- EXERCISE INPUT -
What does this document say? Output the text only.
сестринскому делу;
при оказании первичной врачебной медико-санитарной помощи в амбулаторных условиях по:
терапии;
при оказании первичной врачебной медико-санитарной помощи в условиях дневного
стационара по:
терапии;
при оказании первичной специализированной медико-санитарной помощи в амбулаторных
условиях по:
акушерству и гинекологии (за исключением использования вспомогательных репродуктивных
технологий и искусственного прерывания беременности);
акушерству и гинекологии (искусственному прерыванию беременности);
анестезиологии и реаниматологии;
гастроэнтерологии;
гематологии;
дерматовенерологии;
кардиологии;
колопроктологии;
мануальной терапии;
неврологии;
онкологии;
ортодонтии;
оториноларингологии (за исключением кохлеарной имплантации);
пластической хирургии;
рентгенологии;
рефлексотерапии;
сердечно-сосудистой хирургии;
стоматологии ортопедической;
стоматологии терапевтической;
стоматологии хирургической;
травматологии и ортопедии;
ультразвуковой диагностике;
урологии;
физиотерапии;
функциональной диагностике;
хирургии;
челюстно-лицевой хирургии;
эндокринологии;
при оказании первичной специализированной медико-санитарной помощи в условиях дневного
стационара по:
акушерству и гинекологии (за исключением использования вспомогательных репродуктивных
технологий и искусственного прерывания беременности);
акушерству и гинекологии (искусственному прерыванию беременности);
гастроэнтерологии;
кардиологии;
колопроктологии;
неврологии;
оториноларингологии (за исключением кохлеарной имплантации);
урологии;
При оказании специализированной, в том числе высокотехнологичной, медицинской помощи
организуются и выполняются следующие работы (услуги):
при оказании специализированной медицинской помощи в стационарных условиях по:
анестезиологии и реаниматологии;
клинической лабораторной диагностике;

- EXERCISE AIM -
Repeat all the entries exactly as given.

- FULL SOLUTION -
What does this document say? Output the text only.
сестринскому делу;
при оказании первичной врачебной медико-санитарной помощи в амбулаторных условиях по:
терапии;
при оказании первичной врачебной медико-санитарной помощи в условиях дневного
стационара по:
терапии;
при оказании первичной специализированной медико-санитарной помощи в амбулаторных
условиях по:
акушерству и гинекологии (за исключением использования вспомогательных репродуктивных
технологий и искусственного прерывания беременности);
акушерству и гинекологии (искусственному прерыванию беременности);
анестезиологии и реаниматологии;
гастроэнтерологии;
гематологии;
дерматовенерологии;
кардиологии;
колопроктологии;
мануальной терапии;
неврологии;
онкологии;
ортодонтии;
оториноларингологии (за исключением кохлеарной имплантации);
пластической хирургии;
рентгенологии;
рефлексотерапии;
сердечно-сосудистой хирургии;
стоматологии ортопедической;
стоматологии терапевтической;
стоматологии хирургической;
травматологии и ортопедии;
ультразвуковой диагностике;
урологии;
физиотерапии;
функциональной диагностике;
хирургии;
челюстно-лицевой хирургии;
эндокринологии;
при оказании первичной специализированной медико-санитарной помощи в условиях дневного
стационара по:
акушерству и гинекологии (за исключением использования вспомогательных репродуктивных
технологий и искусственного прерывания беременности);
акушерству и гинекологии (искусственному прерыванию беременности);
гастроэнтерологии;
кардиологии;
колопроктологии;
неврологии;
оториноларингологии (за исключением кохлеарной имплантации);
урологии;
При оказании специализированной, в том числе высокотехнологичной, медицинской помощи
организуются и выполняются следующие работы (услуги):
при оказании специализированной медицинской помощи в стационарных условиях по:
анестезиологии и реаниматологии;
клинической лабораторной диагностике;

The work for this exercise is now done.